§ WHAT YOU SHOULD DO
Copy out every line of the records where the string "Table" occurs.

>> begin EXERCISE INPUT

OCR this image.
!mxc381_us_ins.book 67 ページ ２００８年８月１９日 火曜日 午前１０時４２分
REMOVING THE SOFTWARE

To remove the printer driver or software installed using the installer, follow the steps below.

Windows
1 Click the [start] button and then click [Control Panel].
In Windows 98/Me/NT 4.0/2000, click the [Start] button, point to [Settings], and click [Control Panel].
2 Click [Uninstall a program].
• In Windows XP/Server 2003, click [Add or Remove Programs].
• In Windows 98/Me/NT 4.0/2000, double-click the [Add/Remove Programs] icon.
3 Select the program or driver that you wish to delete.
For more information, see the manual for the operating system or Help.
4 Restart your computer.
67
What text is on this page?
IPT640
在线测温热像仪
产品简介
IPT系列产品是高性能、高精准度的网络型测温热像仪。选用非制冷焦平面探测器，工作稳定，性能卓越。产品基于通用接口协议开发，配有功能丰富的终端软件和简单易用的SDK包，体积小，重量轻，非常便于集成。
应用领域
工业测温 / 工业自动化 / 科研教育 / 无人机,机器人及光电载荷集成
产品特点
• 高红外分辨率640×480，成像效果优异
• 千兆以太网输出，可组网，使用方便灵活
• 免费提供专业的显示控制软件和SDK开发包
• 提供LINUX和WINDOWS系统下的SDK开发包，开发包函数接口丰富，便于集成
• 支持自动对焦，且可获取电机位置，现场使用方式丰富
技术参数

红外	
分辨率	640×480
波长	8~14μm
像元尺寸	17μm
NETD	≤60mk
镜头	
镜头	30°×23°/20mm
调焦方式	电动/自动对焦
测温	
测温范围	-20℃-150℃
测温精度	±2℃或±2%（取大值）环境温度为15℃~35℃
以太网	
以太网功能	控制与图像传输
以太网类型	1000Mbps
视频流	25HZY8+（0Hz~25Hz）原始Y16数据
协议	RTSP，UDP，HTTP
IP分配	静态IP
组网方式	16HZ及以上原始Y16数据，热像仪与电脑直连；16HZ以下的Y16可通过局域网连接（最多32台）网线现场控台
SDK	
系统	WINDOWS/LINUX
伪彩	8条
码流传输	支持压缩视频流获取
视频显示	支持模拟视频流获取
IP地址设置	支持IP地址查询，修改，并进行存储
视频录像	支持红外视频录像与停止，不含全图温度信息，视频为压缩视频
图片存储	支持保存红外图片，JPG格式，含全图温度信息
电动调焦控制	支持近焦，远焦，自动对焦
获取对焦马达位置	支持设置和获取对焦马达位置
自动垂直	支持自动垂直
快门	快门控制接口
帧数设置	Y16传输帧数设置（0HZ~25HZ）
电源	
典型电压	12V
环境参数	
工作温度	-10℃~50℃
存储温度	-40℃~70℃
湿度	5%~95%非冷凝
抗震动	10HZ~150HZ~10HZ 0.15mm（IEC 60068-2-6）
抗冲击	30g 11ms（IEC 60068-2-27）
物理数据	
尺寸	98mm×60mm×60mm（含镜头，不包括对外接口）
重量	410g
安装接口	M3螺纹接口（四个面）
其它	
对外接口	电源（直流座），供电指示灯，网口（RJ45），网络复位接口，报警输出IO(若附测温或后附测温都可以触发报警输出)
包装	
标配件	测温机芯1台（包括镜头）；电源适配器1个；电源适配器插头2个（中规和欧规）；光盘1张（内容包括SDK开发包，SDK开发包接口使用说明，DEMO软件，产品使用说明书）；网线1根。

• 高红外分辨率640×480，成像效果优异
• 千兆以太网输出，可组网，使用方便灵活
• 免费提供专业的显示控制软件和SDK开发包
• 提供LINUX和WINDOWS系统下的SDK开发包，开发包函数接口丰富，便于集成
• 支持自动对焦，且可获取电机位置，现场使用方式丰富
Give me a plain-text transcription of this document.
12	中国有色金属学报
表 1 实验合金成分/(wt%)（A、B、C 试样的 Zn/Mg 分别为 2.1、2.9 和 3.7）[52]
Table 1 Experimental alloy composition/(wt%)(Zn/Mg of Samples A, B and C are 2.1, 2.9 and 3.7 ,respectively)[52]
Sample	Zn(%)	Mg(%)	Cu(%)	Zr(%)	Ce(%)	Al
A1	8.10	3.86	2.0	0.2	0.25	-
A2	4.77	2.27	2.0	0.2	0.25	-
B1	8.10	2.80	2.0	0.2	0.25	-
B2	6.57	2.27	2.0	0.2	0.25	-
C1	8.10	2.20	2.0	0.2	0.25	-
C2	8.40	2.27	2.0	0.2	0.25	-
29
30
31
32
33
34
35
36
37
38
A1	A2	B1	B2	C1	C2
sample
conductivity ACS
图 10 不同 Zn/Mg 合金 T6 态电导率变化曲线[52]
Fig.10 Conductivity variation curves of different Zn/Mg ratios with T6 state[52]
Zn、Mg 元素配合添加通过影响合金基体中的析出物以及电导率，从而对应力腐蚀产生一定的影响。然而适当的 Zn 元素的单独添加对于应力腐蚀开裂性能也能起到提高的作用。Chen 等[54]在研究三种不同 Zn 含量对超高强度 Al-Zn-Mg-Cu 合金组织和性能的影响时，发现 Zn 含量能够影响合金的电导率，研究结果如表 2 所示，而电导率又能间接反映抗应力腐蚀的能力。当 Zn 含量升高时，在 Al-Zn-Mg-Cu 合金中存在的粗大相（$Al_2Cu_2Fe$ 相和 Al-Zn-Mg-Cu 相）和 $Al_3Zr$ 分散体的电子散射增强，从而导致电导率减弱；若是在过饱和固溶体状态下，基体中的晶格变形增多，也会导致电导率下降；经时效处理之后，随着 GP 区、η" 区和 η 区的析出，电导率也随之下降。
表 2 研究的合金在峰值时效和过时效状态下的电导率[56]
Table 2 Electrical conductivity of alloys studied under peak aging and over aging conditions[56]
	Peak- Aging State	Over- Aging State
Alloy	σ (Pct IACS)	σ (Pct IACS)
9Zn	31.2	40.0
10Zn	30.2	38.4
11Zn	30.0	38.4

>> end EXERCISE INPUT

§ TASK OUTPUT
Table 1 Experimental alloy composition/(wt%)(Zn/Mg of Samples A, B and C are 2.1, 2.9 and 3.7 ,respectively)[52]
Table 2 Electrical conductivity of alloys studied under peak aging and over aging conditions[56]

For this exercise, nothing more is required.